# [Exercise instructions]
Go through the material below, count the lines with the word "районного", and reply with the count alone.
------------
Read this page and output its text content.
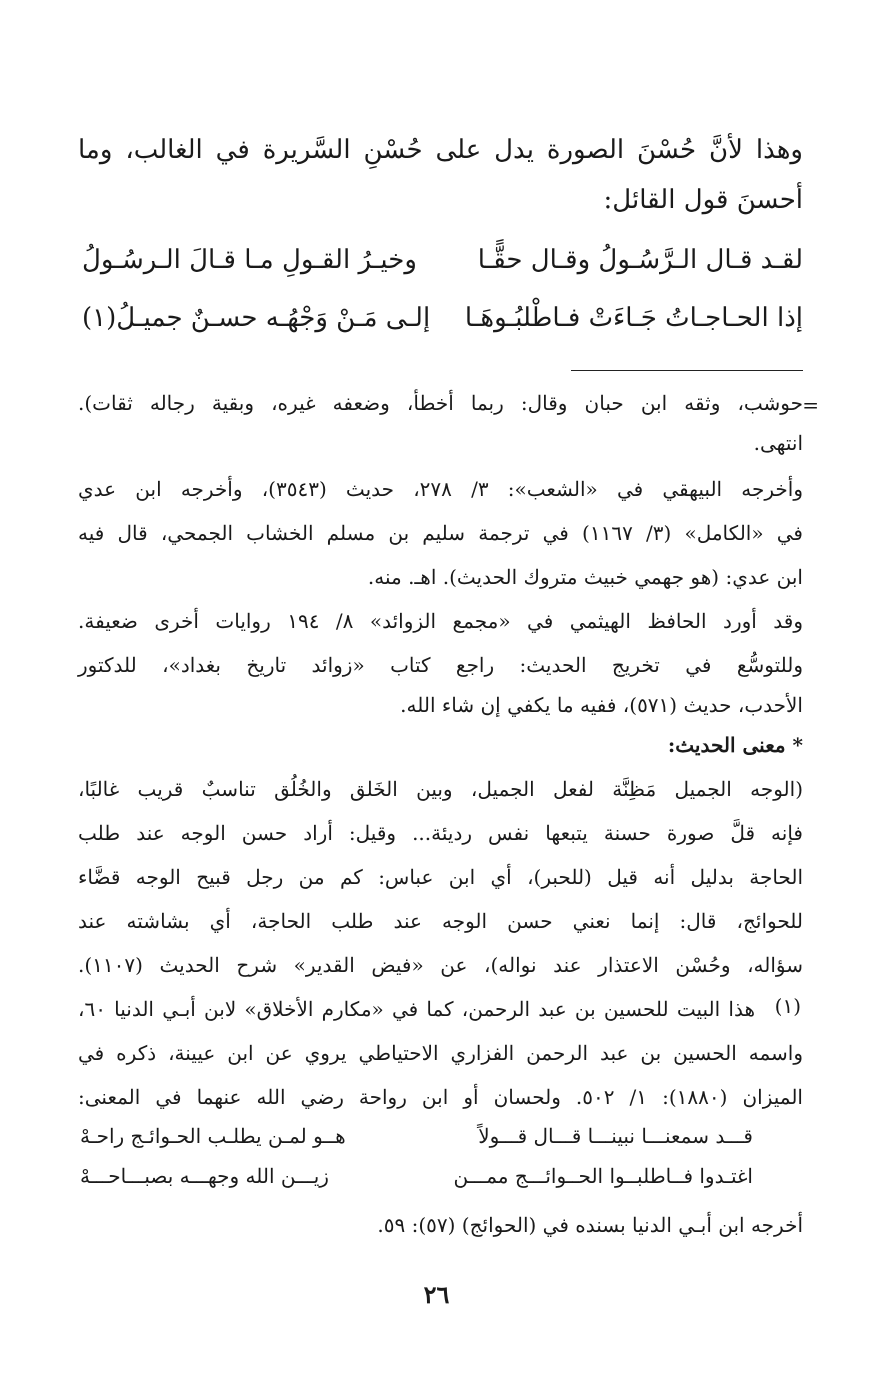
وهذا لأنَّ حُسْنَ الصورة يدل على حُسْنِ السَّريرة في الغالب، وما
أحسنَ قول القائل:
لقـد قـال الـرَّسُـولُ وقـال حقًّـا
وخيـرُ القـولِ مـا قـالَ الـرسُـولُ
إذا الحـاجـاتُ جَـاءَتْ فـاطْلبُـوهَـا
إلـى مَـنْ وَجْهُـه حسـنٌ جميـلُ(١)
=
حوشب، وثقه ابن حبان وقال: ربما أخطأ، وضعفه غيره، وبقية رجاله ثقات).
انتهى.
وأخرجه البيهقي في «الشعب»: ٣/ ٢٧٨، حديث (٣٥٤٣)، وأخرجه ابن عدي
في «الكامل» (٣/ ١١٦٧) في ترجمة سليم بن مسلم الخشاب الجمحي، قال فيه
ابن عدي: (هو جهمي خبيث متروك الحديث). اهـ. منه.
وقد أورد الحافظ الهيثمي في «مجمع الزوائد» ٨/ ١٩٤ روايات أخرى ضعيفة.
وللتوسُّع في تخريج الحديث: راجع كتاب «زوائد تاريخ بغداد»، للدكتور
الأحدب، حديث (٥٧١)، ففيه ما يكفي إن شاء الله.
* معنى الحديث:
(الوجه الجميل مَظِنَّة لفعل الجميل، وبين الخَلق والخُلُق تناسبٌ قريب غالبًا،
فإنه قلَّ صورة حسنة يتبعها نفس رديئة... وقيل: أراد حسن الوجه عند طلب
الحاجة بدليل أنه قيل (للحبر)، أي ابن عباس: كم من رجل قبيح الوجه قضَّاء
للحوائج، قال: إنما نعني حسن الوجه عند طلب الحاجة، أي بشاشته عند
سؤاله، وحُسْن الاعتذار عند نواله)، عن «فيض القدير» شرح الحديث (١١٠٧).
(١)
هذا البيت للحسين بن عبد الرحمن، كما في «مكارم الأخلاق» لابن أبـي الدنيا ٦٠،
واسمه الحسين بن عبد الرحمن الفزاري الاحتياطي يروي عن ابن عيينة، ذكره في
الميزان (١٨٨٠): ١/ ٥٠٢. ولحسان أو ابن رواحة رضي الله عنهما في المعنى:
قـــد سمعنـــا نبينـــا قـــال قـــولاً
هــو لمـن يطلـب الحـوائـج راحـهْ
اغتـدوا فــاطلبــوا الحــوائـــج ممـــن
زيـــن الله وجهـــه بصبـــاحـــهْ
أخرجه ابن أبـي الدنيا بسنده في (الحوائج) (٥٧): ٥٩.
٢٦
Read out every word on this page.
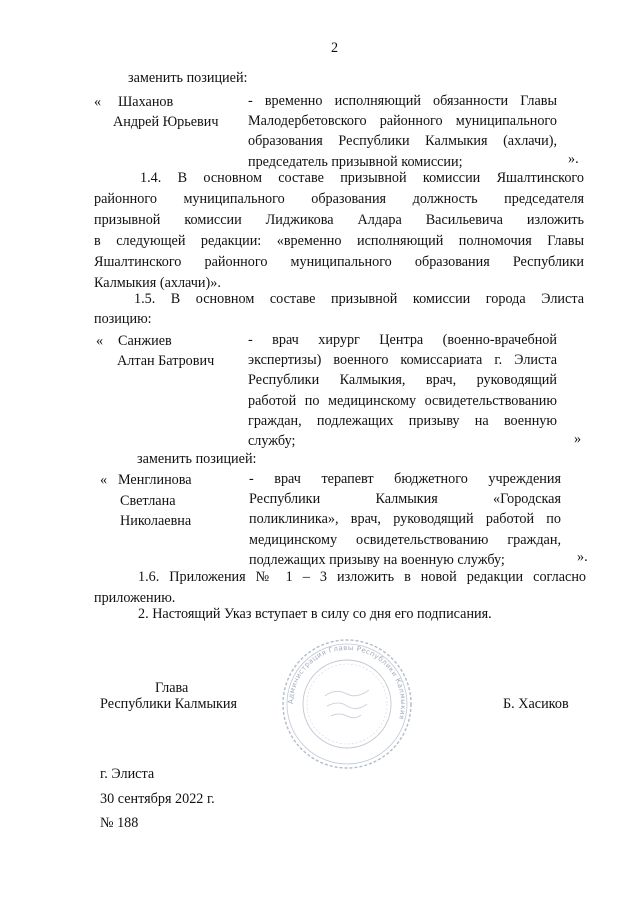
2
заменить позицией:
« Шаханов
Андрей Юрьевич
- временно исполняющий обязанности Главы
Малодербетовского районного муниципального
образования Республики Калмыкия (ахлачи),
председатель призывной комиссии;	».
1.4. В основном составе призывной комиссии Яшалтинского
районного муниципального образования должность председателя
призывной комиссии Лиджикова Алдара Васильевича изложить
в следующей редакции: «временно исполняющий полномочия Главы
Яшалтинского районного муниципального образования Республики
Калмыкия (ахлачи)».
1.5. В основном составе призывной комиссии города Элиста
позицию:
« Санжиев
Алтан Батрович
- врач хирург Центра (военно-врачебной
экспертизы) военного комиссариата г. Элиста
Республики Калмыкия, врач, руководящий
работой по медицинскому освидетельствованию
граждан, подлежащих призыву на военную
службу;	»
заменить позицией:
« Менглинова
Светлана
Николаевна
- врач терапевт бюджетного учреждения
Республики Калмыкия «Городская
поликлиника», врач, руководящий работой по
медицинскому освидетельствованию граждан,
подлежащих призыву на военную службу;	».
1.6. Приложения № 1 – 3 изложить в новой редакции согласно
приложению.
2. Настоящий Указ вступает в силу со дня его подписания.
Глава
Республики Калмыкия	Б. Хасиков
Администрация Главы Республики Калмыкия
г. Элиста
30 сентября 2022 г.
№ 188
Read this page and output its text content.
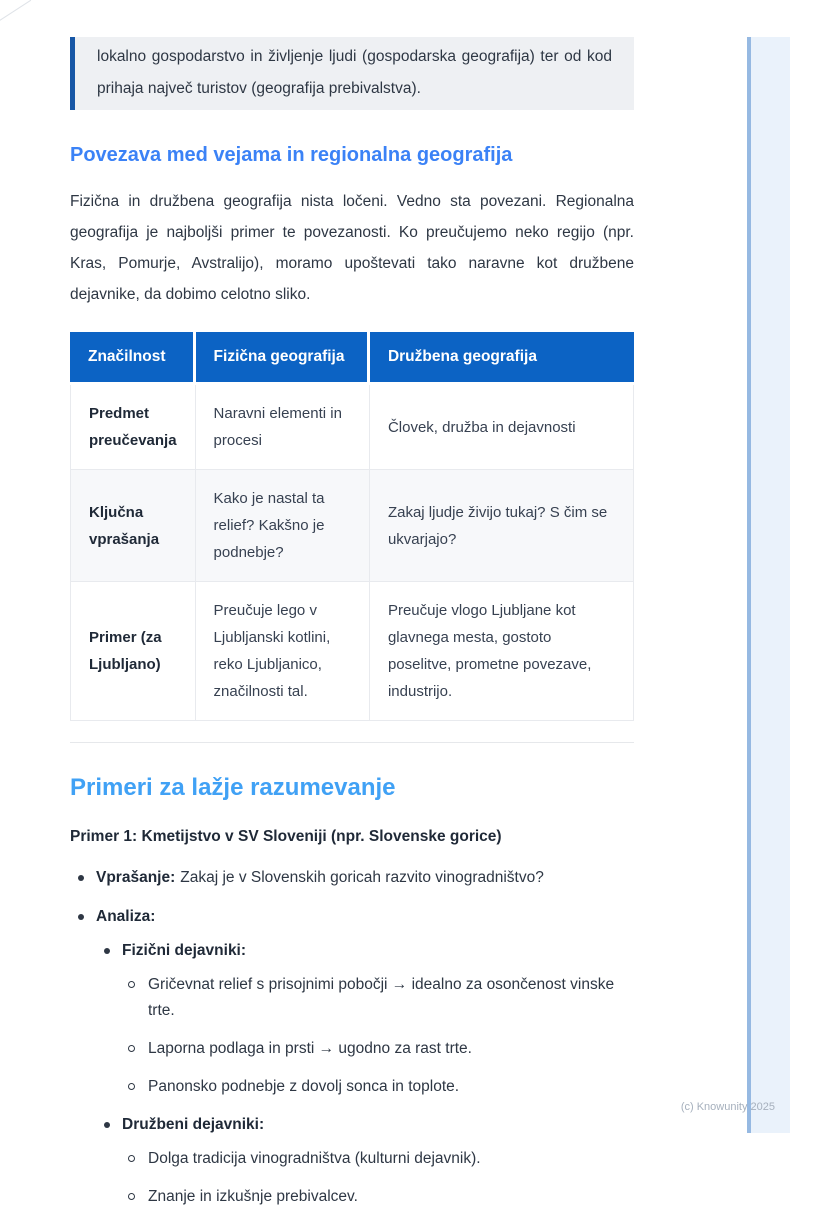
lokalno gospodarstvo in življenje ljudi (gospodarska geografija) ter od kod prihaja največ turistov (geografija prebivalstva).
Povezava med vejama in regionalna geografija

Fizična in družbena geografija nista ločeni. Vedno sta povezani. Regionalna geografija je najboljši primer te povezanosti. Ko preučujemo neko regijo (npr. Kras, Pomurje, Avstralijo), moramo upoštevati tako naravne kot družbene dejavnike, da dobimo celotno sliko.

Značilnost	Fizična geografija	Družbena geografija
Predmet preučevanja	Naravni elementi in procesi	Človek, družba in dejavnosti
Ključna vprašanja	Kako je nastal ta relief? Kakšno je podnebje?	Zakaj ljudje živijo tukaj? S čim se ukvarjajo?
Primer (za Ljubljano)	Preučuje lego v Ljubljanski kotlini, reko Ljubljanico, značilnosti tal.	Preučuje vlogo Ljubljane kot glavnega mesta, gostoto poselitve, prometne povezave, industrijo.
Primeri za lažje razumevanje
Primer 1: Kmetijstvo v SV Sloveniji (npr. Slovenske gorice)
Vprašanje: Zakaj je v Slovenskih goricah razvito vinogradništvo?
Analiza:
Fizični dejavniki:
Gričevnat relief s prisojnimi pobočji → idealno za osončenost vinske trte.
Laporna podlaga in prsti → ugodno za rast trte.
Panonsko podnebje z dovolj sonca in toplote.
Družbeni dejavniki:
Dolga tradicija vinogradništva (kulturni dejavnik).
Znanje in izkušnje prebivalcev.
(c) Knowunity 2025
------------
# [Response to the task]
3